**TASK INPUT**.
______

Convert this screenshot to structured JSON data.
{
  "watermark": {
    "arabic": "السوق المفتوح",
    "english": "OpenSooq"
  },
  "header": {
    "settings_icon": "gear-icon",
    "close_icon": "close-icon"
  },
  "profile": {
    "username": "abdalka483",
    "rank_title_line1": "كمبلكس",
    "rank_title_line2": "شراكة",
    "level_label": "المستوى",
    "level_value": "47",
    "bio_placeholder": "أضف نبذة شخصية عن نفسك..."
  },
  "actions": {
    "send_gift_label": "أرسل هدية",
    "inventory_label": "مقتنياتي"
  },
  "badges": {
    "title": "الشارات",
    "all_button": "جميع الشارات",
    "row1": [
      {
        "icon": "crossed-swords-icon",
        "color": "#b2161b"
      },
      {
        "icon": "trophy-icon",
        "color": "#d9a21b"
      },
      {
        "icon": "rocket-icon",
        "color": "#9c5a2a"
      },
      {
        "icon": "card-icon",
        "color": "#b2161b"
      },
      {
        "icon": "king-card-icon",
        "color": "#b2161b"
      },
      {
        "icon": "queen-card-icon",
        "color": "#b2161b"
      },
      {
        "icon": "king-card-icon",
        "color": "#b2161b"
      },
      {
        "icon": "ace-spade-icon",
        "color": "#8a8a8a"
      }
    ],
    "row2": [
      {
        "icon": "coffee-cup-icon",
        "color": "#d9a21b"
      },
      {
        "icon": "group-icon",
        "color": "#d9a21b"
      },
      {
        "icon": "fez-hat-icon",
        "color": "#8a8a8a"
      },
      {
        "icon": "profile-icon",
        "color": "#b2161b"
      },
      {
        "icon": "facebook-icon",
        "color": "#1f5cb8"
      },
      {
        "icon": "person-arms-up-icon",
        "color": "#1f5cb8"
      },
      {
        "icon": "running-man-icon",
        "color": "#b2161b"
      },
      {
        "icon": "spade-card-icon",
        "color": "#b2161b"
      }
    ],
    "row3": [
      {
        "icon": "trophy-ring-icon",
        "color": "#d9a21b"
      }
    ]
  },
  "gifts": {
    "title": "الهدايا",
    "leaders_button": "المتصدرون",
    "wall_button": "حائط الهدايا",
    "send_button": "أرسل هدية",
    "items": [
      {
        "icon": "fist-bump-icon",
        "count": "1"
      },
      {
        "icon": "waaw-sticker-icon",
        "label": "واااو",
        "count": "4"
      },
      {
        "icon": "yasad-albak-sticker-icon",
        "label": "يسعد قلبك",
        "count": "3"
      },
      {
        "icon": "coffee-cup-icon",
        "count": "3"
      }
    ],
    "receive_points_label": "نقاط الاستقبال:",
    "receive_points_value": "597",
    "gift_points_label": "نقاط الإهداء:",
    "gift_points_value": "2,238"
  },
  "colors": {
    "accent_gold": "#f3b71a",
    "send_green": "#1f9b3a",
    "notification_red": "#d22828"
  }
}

______

**TASK REQUIREMENTS**.
Generate an exact reproduction of all entries.

**COMPLETED EXERCISE**.
Convert this screenshot to structured JSON data.
{
  "watermark": {
    "arabic": "السوق المفتوح",
    "english": "OpenSooq"
  },
  "header": {
    "settings_icon": "gear-icon",
    "close_icon": "close-icon"
  },
  "profile": {
    "username": "abdalka483",
    "rank_title_line1": "كمبلكس",
    "rank_title_line2": "شراكة",
    "level_label": "المستوى",
    "level_value": "47",
    "bio_placeholder": "أضف نبذة شخصية عن نفسك..."
  },
  "actions": {
    "send_gift_label": "أرسل هدية",
    "inventory_label": "مقتنياتي"
  },
  "badges": {
    "title": "الشارات",
    "all_button": "جميع الشارات",
    "row1": [
      {
        "icon": "crossed-swords-icon",
        "color": "#b2161b"
      },
      {
        "icon": "trophy-icon",
        "color": "#d9a21b"
      },
      {
        "icon": "rocket-icon",
        "color": "#9c5a2a"
      },
      {
        "icon": "card-icon",
        "color": "#b2161b"
      },
      {
        "icon": "king-card-icon",
        "color": "#b2161b"
      },
      {
        "icon": "queen-card-icon",
        "color": "#b2161b"
      },
      {
        "icon": "king-card-icon",
        "color": "#b2161b"
      },
      {
        "icon": "ace-spade-icon",
        "color": "#8a8a8a"
      }
    ],
    "row2": [
      {
        "icon": "coffee-cup-icon",
        "color": "#d9a21b"
      },
      {
        "icon": "group-icon",
        "color": "#d9a21b"
      },
      {
        "icon": "fez-hat-icon",
        "color": "#8a8a8a"
      },
      {
        "icon": "profile-icon",
        "color": "#b2161b"
      },
      {
        "icon": "facebook-icon",
        "color": "#1f5cb8"
      },
      {
        "icon": "person-arms-up-icon",
        "color": "#1f5cb8"
      },
      {
        "icon": "running-man-icon",
        "color": "#b2161b"
      },
      {
        "icon": "spade-card-icon",
        "color": "#b2161b"
      }
    ],
    "row3": [
      {
        "icon": "trophy-ring-icon",
        "color": "#d9a21b"
      }
    ]
  },
  "gifts": {
    "title": "الهدايا",
    "leaders_button": "المتصدرون",
    "wall_button": "حائط الهدايا",
    "send_button": "أرسل هدية",
    "items": [
      {
        "icon": "fist-bump-icon",
        "count": "1"
      },
      {
        "icon": "waaw-sticker-icon",
        "label": "واااو",
        "count": "4"
      },
      {
        "icon": "yasad-albak-sticker-icon",
        "label": "يسعد قلبك",
        "count": "3"
      },
      {
        "icon": "coffee-cup-icon",
        "count": "3"
      }
    ],
    "receive_points_label": "نقاط الاستقبال:",
    "receive_points_value": "597",
    "gift_points_label": "نقاط الإهداء:",
    "gift_points_value": "2,238"
  },
  "colors": {
    "accent_gold": "#f3b71a",
    "send_green": "#1f9b3a",
    "notification_red": "#d22828"
  }
}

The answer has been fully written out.